## STORED ROWS
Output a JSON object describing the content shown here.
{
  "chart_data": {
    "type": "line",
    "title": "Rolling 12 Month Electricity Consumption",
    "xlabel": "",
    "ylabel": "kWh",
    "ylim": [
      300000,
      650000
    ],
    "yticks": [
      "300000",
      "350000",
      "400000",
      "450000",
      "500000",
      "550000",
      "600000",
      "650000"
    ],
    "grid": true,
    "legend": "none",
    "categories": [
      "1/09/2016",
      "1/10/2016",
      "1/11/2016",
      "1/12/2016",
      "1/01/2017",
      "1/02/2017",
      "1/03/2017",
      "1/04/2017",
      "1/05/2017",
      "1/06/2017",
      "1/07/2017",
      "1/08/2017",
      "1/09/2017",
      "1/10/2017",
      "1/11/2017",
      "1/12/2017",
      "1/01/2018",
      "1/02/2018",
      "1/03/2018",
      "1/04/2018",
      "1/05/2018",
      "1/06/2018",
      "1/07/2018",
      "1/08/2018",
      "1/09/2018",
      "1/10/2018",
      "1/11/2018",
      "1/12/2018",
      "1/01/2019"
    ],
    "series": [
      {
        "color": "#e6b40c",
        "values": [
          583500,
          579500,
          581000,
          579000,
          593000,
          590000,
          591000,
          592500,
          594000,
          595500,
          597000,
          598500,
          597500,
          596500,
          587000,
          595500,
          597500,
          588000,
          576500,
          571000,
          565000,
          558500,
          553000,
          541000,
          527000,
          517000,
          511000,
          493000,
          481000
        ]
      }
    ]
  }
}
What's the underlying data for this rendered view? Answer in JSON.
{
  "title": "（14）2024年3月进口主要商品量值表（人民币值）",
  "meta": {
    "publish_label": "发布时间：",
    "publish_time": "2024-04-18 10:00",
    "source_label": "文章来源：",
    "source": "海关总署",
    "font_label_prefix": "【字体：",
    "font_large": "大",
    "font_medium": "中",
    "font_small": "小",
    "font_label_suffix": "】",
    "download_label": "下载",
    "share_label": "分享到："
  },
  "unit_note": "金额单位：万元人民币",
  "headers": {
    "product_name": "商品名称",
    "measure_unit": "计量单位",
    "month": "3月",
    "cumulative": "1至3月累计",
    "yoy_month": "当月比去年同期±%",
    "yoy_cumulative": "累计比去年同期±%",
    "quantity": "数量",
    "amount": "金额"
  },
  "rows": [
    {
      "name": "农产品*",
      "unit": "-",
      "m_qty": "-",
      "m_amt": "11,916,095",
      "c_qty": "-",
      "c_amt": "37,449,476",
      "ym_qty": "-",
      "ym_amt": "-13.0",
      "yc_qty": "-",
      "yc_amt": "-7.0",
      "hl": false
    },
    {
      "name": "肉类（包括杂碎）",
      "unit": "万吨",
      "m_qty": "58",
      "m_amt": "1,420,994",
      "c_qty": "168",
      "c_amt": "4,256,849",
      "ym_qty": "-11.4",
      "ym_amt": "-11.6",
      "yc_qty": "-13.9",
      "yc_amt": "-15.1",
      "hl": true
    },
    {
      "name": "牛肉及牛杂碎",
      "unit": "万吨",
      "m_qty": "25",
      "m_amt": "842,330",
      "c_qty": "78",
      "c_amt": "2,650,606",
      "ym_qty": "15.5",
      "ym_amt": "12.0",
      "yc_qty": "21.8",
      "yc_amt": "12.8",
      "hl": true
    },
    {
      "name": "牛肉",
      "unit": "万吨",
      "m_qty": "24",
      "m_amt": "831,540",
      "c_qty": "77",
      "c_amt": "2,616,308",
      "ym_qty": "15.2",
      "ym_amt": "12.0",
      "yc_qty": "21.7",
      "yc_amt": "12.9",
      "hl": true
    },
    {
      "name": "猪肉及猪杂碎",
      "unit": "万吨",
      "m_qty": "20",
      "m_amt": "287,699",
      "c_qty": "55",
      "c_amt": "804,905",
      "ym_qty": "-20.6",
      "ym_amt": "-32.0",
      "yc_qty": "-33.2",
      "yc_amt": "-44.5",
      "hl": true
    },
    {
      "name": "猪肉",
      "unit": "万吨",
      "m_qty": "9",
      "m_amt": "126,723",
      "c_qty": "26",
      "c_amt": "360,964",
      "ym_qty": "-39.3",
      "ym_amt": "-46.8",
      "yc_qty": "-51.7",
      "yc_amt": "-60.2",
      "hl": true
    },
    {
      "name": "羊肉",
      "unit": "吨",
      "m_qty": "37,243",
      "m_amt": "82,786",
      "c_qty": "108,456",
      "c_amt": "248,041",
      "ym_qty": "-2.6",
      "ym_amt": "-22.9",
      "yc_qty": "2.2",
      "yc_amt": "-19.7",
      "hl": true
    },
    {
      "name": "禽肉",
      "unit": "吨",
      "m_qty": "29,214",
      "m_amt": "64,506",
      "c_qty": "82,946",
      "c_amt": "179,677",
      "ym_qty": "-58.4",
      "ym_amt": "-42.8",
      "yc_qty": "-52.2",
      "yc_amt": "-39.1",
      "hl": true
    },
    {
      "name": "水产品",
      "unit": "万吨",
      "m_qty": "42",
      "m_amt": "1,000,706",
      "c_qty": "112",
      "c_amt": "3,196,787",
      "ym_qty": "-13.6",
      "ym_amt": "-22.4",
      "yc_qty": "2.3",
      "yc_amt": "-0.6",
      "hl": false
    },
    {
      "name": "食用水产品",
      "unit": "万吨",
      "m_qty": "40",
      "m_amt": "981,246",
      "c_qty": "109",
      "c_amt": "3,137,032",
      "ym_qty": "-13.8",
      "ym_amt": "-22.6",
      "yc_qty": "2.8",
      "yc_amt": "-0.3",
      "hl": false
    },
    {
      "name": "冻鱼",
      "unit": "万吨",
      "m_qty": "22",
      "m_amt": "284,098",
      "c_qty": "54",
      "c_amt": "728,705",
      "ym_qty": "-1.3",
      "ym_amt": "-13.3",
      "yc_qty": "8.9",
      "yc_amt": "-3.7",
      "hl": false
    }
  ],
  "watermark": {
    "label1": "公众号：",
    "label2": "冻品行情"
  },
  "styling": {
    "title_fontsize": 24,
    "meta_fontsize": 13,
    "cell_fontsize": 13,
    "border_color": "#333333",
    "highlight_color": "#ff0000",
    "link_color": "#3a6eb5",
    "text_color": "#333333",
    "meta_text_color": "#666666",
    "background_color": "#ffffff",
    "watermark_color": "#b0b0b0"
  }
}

## WHAT IS REQUIRED
All of the entries above must be quoted exactly.

## CORRECT OUTPUT
Output a JSON object describing the content shown here.
{
  "chart_data": {
    "type": "line",
    "title": "Rolling 12 Month Electricity Consumption",
    "xlabel": "",
    "ylabel": "kWh",
    "ylim": [
      300000,
      650000
    ],
    "yticks": [
      "300000",
      "350000",
      "400000",
      "450000",
      "500000",
      "550000",
      "600000",
      "650000"
    ],
    "grid": true,
    "legend": "none",
    "categories": [
      "1/09/2016",
      "1/10/2016",
      "1/11/2016",
      "1/12/2016",
      "1/01/2017",
      "1/02/2017",
      "1/03/2017",
      "1/04/2017",
      "1/05/2017",
      "1/06/2017",
      "1/07/2017",
      "1/08/2017",
      "1/09/2017",
      "1/10/2017",
      "1/11/2017",
      "1/12/2017",
      "1/01/2018",
      "1/02/2018",
      "1/03/2018",
      "1/04/2018",
      "1/05/2018",
      "1/06/2018",
      "1/07/2018",
      "1/08/2018",
      "1/09/2018",
      "1/10/2018",
      "1/11/2018",
      "1/12/2018",
      "1/01/2019"
    ],
    "series": [
      {
        "color": "#e6b40c",
        "values": [
          583500,
          579500,
          581000,
          579000,
          593000,
          590000,
          591000,
          592500,
          594000,
          595500,
          597000,
          598500,
          597500,
          596500,
          587000,
          595500,
          597500,
          588000,
          576500,
          571000,
          565000,
          558500,
          553000,
          541000,
          527000,
          517000,
          511000,
          493000,
          481000
        ]
      }
    ]
  }
}
What's the underlying data for this rendered view? Answer in JSON.
{
  "title": "（14）2024年3月进口主要商品量值表（人民币值）",
  "meta": {
    "publish_label": "发布时间：",
    "publish_time": "2024-04-18 10:00",
    "source_label": "文章来源：",
    "source": "海关总署",
    "font_label_prefix": "【字体：",
    "font_large": "大",
    "font_medium": "中",
    "font_small": "小",
    "font_label_suffix": "】",
    "download_label": "下载",
    "share_label": "分享到："
  },
  "unit_note": "金额单位：万元人民币",
  "headers": {
    "product_name": "商品名称",
    "measure_unit": "计量单位",
    "month": "3月",
    "cumulative": "1至3月累计",
    "yoy_month": "当月比去年同期±%",
    "yoy_cumulative": "累计比去年同期±%",
    "quantity": "数量",
    "amount": "金额"
  },
  "rows": [
    {
      "name": "农产品*",
      "unit": "-",
      "m_qty": "-",
      "m_amt": "11,916,095",
      "c_qty": "-",
      "c_amt": "37,449,476",
      "ym_qty": "-",
      "ym_amt": "-13.0",
      "yc_qty": "-",
      "yc_amt": "-7.0",
      "hl": false
    },
    {
      "name": "肉类（包括杂碎）",
      "unit": "万吨",
      "m_qty": "58",
      "m_amt": "1,420,994",
      "c_qty": "168",
      "c_amt": "4,256,849",
      "ym_qty": "-11.4",
      "ym_amt": "-11.6",
      "yc_qty": "-13.9",
      "yc_amt": "-15.1",
      "hl": true
    },
    {
      "name": "牛肉及牛杂碎",
      "unit": "万吨",
      "m_qty": "25",
      "m_amt": "842,330",
      "c_qty": "78",
      "c_amt": "2,650,606",
      "ym_qty": "15.5",
      "ym_amt": "12.0",
      "yc_qty": "21.8",
      "yc_amt": "12.8",
      "hl": true
    },
    {
      "name": "牛肉",
      "unit": "万吨",
      "m_qty": "24",
      "m_amt": "831,540",
      "c_qty": "77",
      "c_amt": "2,616,308",
      "ym_qty": "15.2",
      "ym_amt": "12.0",
      "yc_qty": "21.7",
      "yc_amt": "12.9",
      "hl": true
    },
    {
      "name": "猪肉及猪杂碎",
      "unit": "万吨",
      "m_qty": "20",
      "m_amt": "287,699",
      "c_qty": "55",
      "c_amt": "804,905",
      "ym_qty": "-20.6",
      "ym_amt": "-32.0",
      "yc_qty": "-33.2",
      "yc_amt": "-44.5",
      "hl": true
    },
    {
      "name": "猪肉",
      "unit": "万吨",
      "m_qty": "9",
      "m_amt": "126,723",
      "c_qty": "26",
      "c_amt": "360,964",
      "ym_qty": "-39.3",
      "ym_amt": "-46.8",
      "yc_qty": "-51.7",
      "yc_amt": "-60.2",
      "hl": true
    },
    {
      "name": "羊肉",
      "unit": "吨",
      "m_qty": "37,243",
      "m_amt": "82,786",
      "c_qty": "108,456",
      "c_amt": "248,041",
      "ym_qty": "-2.6",
      "ym_amt": "-22.9",
      "yc_qty": "2.2",
      "yc_amt": "-19.7",
      "hl": true
    },
    {
      "name": "禽肉",
      "unit": "吨",
      "m_qty": "29,214",
      "m_amt": "64,506",
      "c_qty": "82,946",
      "c_amt": "179,677",
      "ym_qty": "-58.4",
      "ym_amt": "-42.8",
      "yc_qty": "-52.2",
      "yc_amt": "-39.1",
      "hl": true
    },
    {
      "name": "水产品",
      "unit": "万吨",
      "m_qty": "42",
      "m_amt": "1,000,706",
      "c_qty": "112",
      "c_amt": "3,196,787",
      "ym_qty": "-13.6",
      "ym_amt": "-22.4",
      "yc_qty": "2.3",
      "yc_amt": "-0.6",
      "hl": false
    },
    {
      "name": "食用水产品",
      "unit": "万吨",
      "m_qty": "40",
      "m_amt": "981,246",
      "c_qty": "109",
      "c_amt": "3,137,032",
      "ym_qty": "-13.8",
      "ym_amt": "-22.6",
      "yc_qty": "2.8",
      "yc_amt": "-0.3",
      "hl": false
    },
    {
      "name": "冻鱼",
      "unit": "万吨",
      "m_qty": "22",
      "m_amt": "284,098",
      "c_qty": "54",
      "c_amt": "728,705",
      "ym_qty": "-1.3",
      "ym_amt": "-13.3",
      "yc_qty": "8.9",
      "yc_amt": "-3.7",
      "hl": false
    }
  ],
  "watermark": {
    "label1": "公众号：",
    "label2": "冻品行情"
  },
  "styling": {
    "title_fontsize": 24,
    "meta_fontsize": 13,
    "cell_fontsize": 13,
    "border_color": "#333333",
    "highlight_color": "#ff0000",
    "link_color": "#3a6eb5",
    "text_color": "#333333",
    "meta_text_color": "#666666",
    "background_color": "#ffffff",
    "watermark_color": "#b0b0b0"
  }
}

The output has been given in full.